* [SET EXERCISE]:
Return the material word for word. Do not include pictures.
==============================
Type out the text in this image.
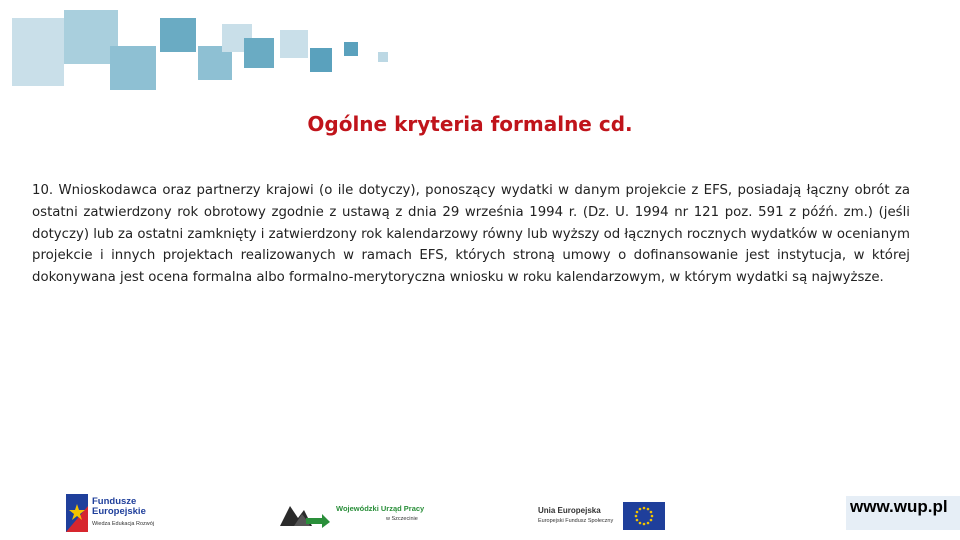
Ogólne kryteria formalne cd.
10. Wnioskodawca oraz partnerzy krajowi (o ile dotyczy), ponoszący wydatki w danym projekcie z EFS, posiadają łączny obrót za ostatni zatwierdzony rok obrotowy zgodnie z ustawą z dnia 29 września 1994 r. (Dz. U. 1994 nr 121 poz. 591 z późń. zm.) (jeśli dotyczy) lub za ostatni zamknięty i zatwierdzony rok kalendarzowy równy lub wyższy od łącznych rocznych wydatków w ocenianym projekcie i innych projektach realizowanych w ramach EFS, których stroną umowy o dofinansowanie jest instytucja, w której dokonywana jest ocena formalna albo formalno-merytoryczna wniosku w roku kalendarzowym, w którym wydatki są najwyższe.
Fundusze
Europejskie
Wiedza Edukacja Rozwój
Wojewódzki Urząd Pracy
w Szczecinie
Unia Europejska
Europejski Fundusz Społeczny
www.wup.pl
==============================
* [RESPONSE]:
Type out the text in this image.
Ogólne kryteria formalne cd.
10. Wnioskodawca oraz partnerzy krajowi (o ile dotyczy), ponoszący wydatki w danym projekcie z EFS, posiadają łączny obrót za ostatni zatwierdzony rok obrotowy zgodnie z ustawą z dnia 29 września 1994 r. (Dz. U. 1994 nr 121 poz. 591 z późń. zm.) (jeśli dotyczy) lub za ostatni zamknięty i zatwierdzony rok kalendarzowy równy lub wyższy od łącznych rocznych wydatków w ocenianym projekcie i innych projektach realizowanych w ramach EFS, których stroną umowy o dofinansowanie jest instytucja, w której dokonywana jest ocena formalna albo formalno-merytoryczna wniosku w roku kalendarzowym, w którym wydatki są najwyższe.
Fundusze
Europejskie
Wiedza Edukacja Rozwój
Wojewódzki Urząd Pracy
w Szczecinie
Unia Europejska
Europejski Fundusz Społeczny
www.wup.pl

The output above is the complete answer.